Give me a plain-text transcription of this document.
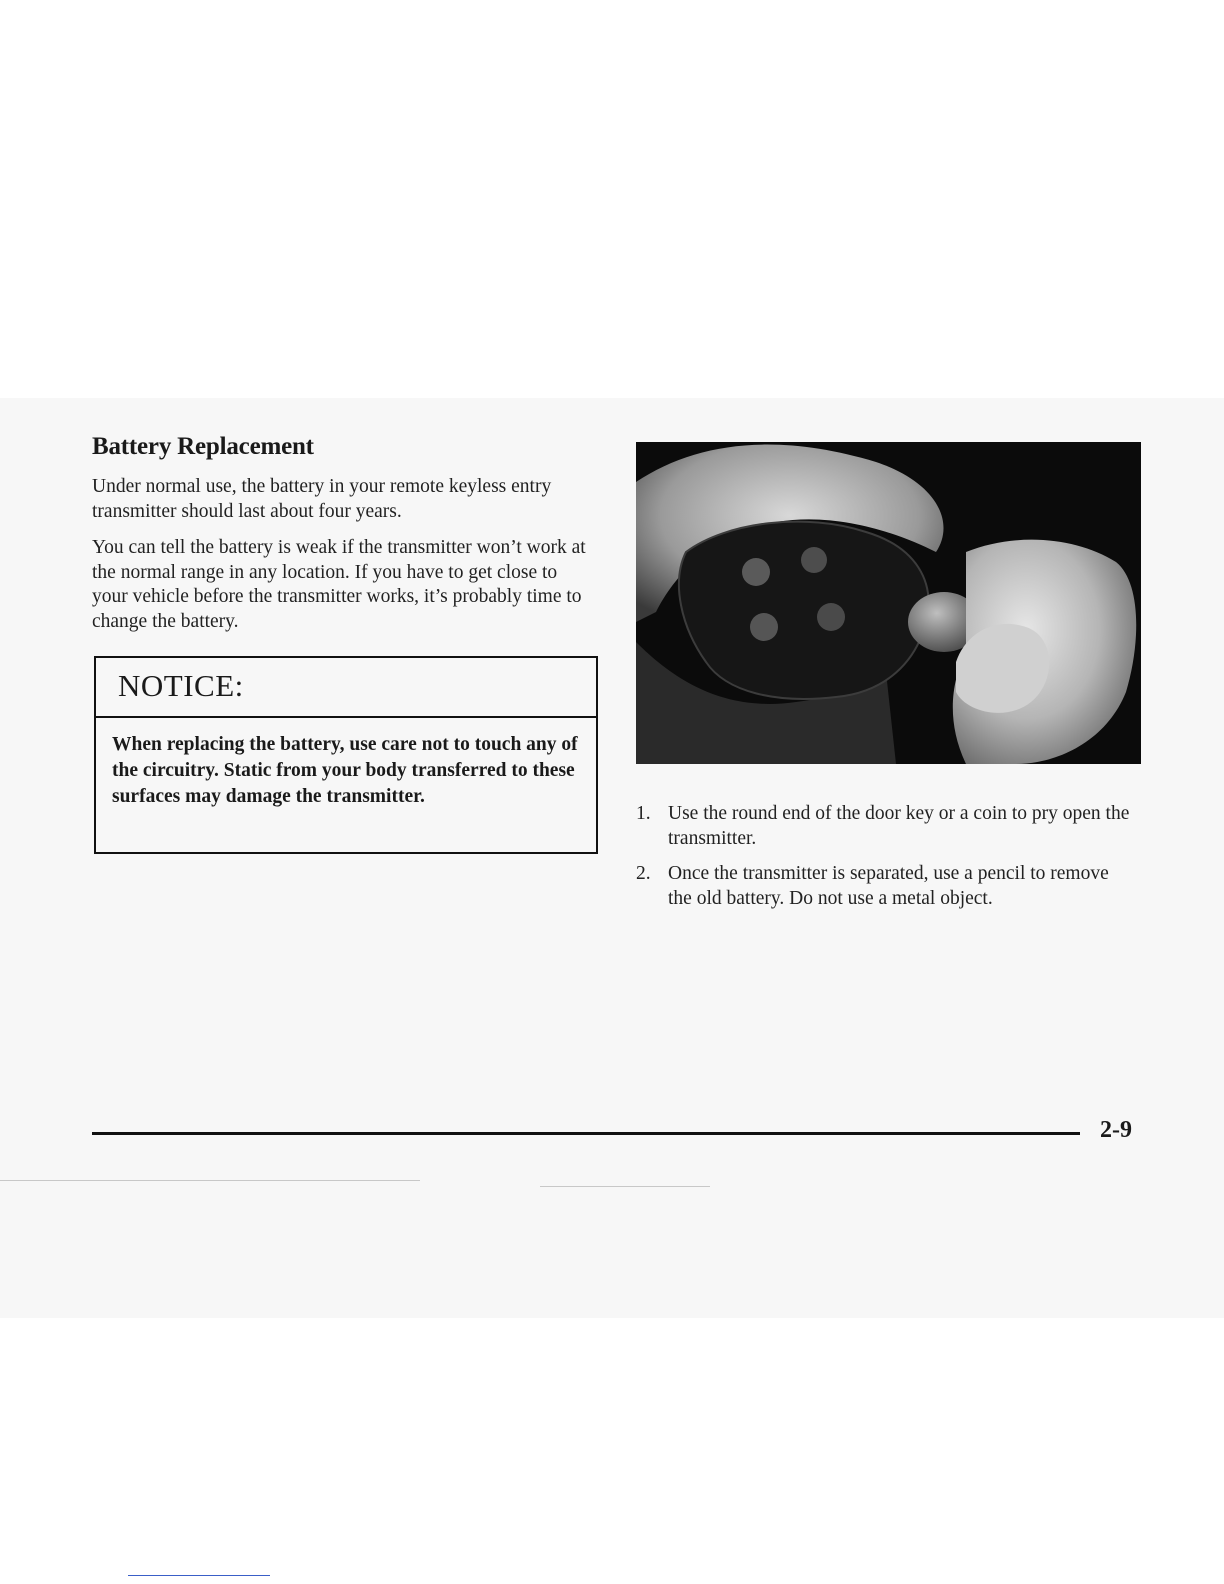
Battery Replacement

Under normal use, the battery in your remote keyless entry transmitter should last about four years.

You can tell the battery is weak if the transmitter won’t work at the normal range in any location. If you have to get close to your vehicle before the transmitter works, it’s probably time to change the battery.

NOTICE:

When replacing the battery, use care not to touch any of the circuitry. Static from your body transferred to these surfaces may damage the transmitter.

1. Use the round end of the door key or a coin to pry open the transmitter.
2. Once the transmitter is separated, use a pencil to remove the old battery. Do not use a metal object.

2-9
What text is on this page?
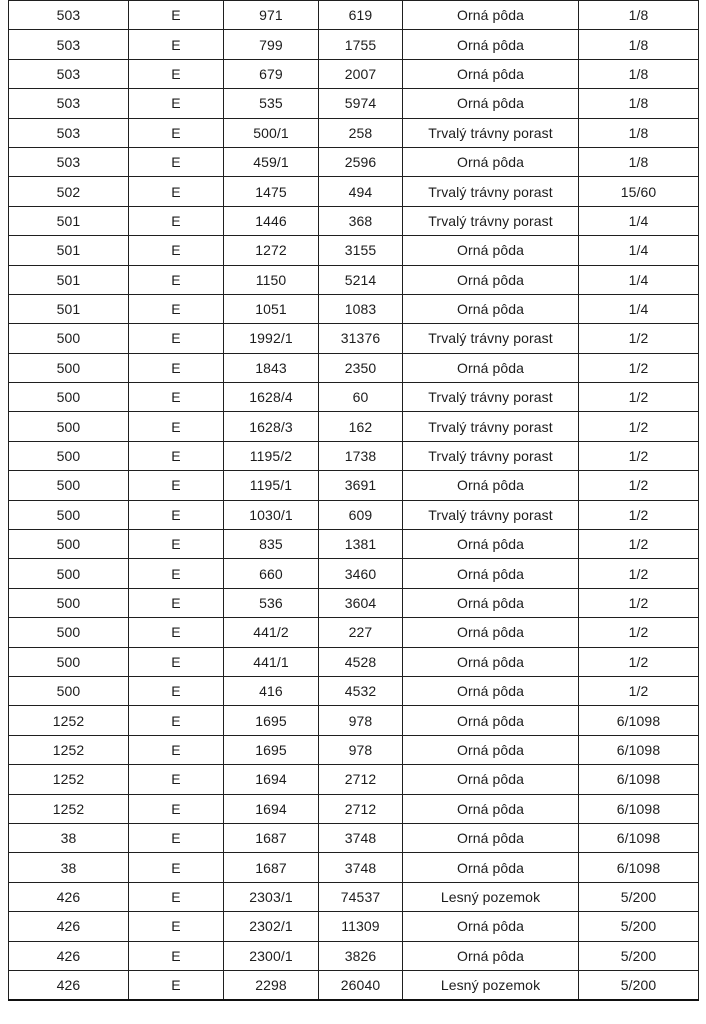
503	E	971	619	Orná pôda	1/8
503	E	799	1755	Orná pôda	1/8
503	E	679	2007	Orná pôda	1/8
503	E	535	5974	Orná pôda	1/8
503	E	500/1	258	Trvalý trávny porast	1/8
503	E	459/1	2596	Orná pôda	1/8
502	E	1475	494	Trvalý trávny porast	15/60
501	E	1446	368	Trvalý trávny porast	1/4
501	E	1272	3155	Orná pôda	1/4
501	E	1150	5214	Orná pôda	1/4
501	E	1051	1083	Orná pôda	1/4
500	E	1992/1	31376	Trvalý trávny porast	1/2
500	E	1843	2350	Orná pôda	1/2
500	E	1628/4	60	Trvalý trávny porast	1/2
500	E	1628/3	162	Trvalý trávny porast	1/2
500	E	1195/2	1738	Trvalý trávny porast	1/2
500	E	1195/1	3691	Orná pôda	1/2
500	E	1030/1	609	Trvalý trávny porast	1/2
500	E	835	1381	Orná pôda	1/2
500	E	660	3460	Orná pôda	1/2
500	E	536	3604	Orná pôda	1/2
500	E	441/2	227	Orná pôda	1/2
500	E	441/1	4528	Orná pôda	1/2
500	E	416	4532	Orná pôda	1/2
1252	E	1695	978	Orná pôda	6/1098
1252	E	1695	978	Orná pôda	6/1098
1252	E	1694	2712	Orná pôda	6/1098
1252	E	1694	2712	Orná pôda	6/1098
38	E	1687	3748	Orná pôda	6/1098
38	E	1687	3748	Orná pôda	6/1098
426	E	2303/1	74537	Lesný pozemok	5/200
426	E	2302/1	11309	Orná pôda	5/200
426	E	2300/1	3826	Orná pôda	5/200
426	E	2298	26040	Lesný pozemok	5/200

· · · · ·

INSTRUCTIONS FOR THE TASK:
Using the material above, retype each entry exactly and omit the pictures.

SOLUTION:
Give me a plain-text transcription of this document.
Battery Replacement

Under normal use, the battery in your remote keyless entry transmitter should last about four years.

You can tell the battery is weak if the transmitter won’t work at the normal range in any location. If you have to get close to your vehicle before the transmitter works, it’s probably time to change the battery.

NOTICE:

When replacing the battery, use care not to touch any of the circuitry. Static from your body transferred to these surfaces may damage the transmitter.

1. Use the round end of the door key or a coin to pry open the transmitter.
2. Once the transmitter is separated, use a pencil to remove the old battery. Do not use a metal object.

2-9
What text is on this page?
503	E	971	619	Orná pôda	1/8
503	E	799	1755	Orná pôda	1/8
503	E	679	2007	Orná pôda	1/8
503	E	535	5974	Orná pôda	1/8
503	E	500/1	258	Trvalý trávny porast	1/8
503	E	459/1	2596	Orná pôda	1/8
502	E	1475	494	Trvalý trávny porast	15/60
501	E	1446	368	Trvalý trávny porast	1/4
501	E	1272	3155	Orná pôda	1/4
501	E	1150	5214	Orná pôda	1/4
501	E	1051	1083	Orná pôda	1/4
500	E	1992/1	31376	Trvalý trávny porast	1/2
500	E	1843	2350	Orná pôda	1/2
500	E	1628/4	60	Trvalý trávny porast	1/2
500	E	1628/3	162	Trvalý trávny porast	1/2
500	E	1195/2	1738	Trvalý trávny porast	1/2
500	E	1195/1	3691	Orná pôda	1/2
500	E	1030/1	609	Trvalý trávny porast	1/2
500	E	835	1381	Orná pôda	1/2
500	E	660	3460	Orná pôda	1/2
500	E	536	3604	Orná pôda	1/2
500	E	441/2	227	Orná pôda	1/2
500	E	441/1	4528	Orná pôda	1/2
500	E	416	4532	Orná pôda	1/2
1252	E	1695	978	Orná pôda	6/1098
1252	E	1695	978	Orná pôda	6/1098
1252	E	1694	2712	Orná pôda	6/1098
1252	E	1694	2712	Orná pôda	6/1098
38	E	1687	3748	Orná pôda	6/1098
38	E	1687	3748	Orná pôda	6/1098
426	E	2303/1	74537	Lesný pozemok	5/200
426	E	2302/1	11309	Orná pôda	5/200
426	E	2300/1	3826	Orná pôda	5/200
426	E	2298	26040	Lesný pozemok	5/200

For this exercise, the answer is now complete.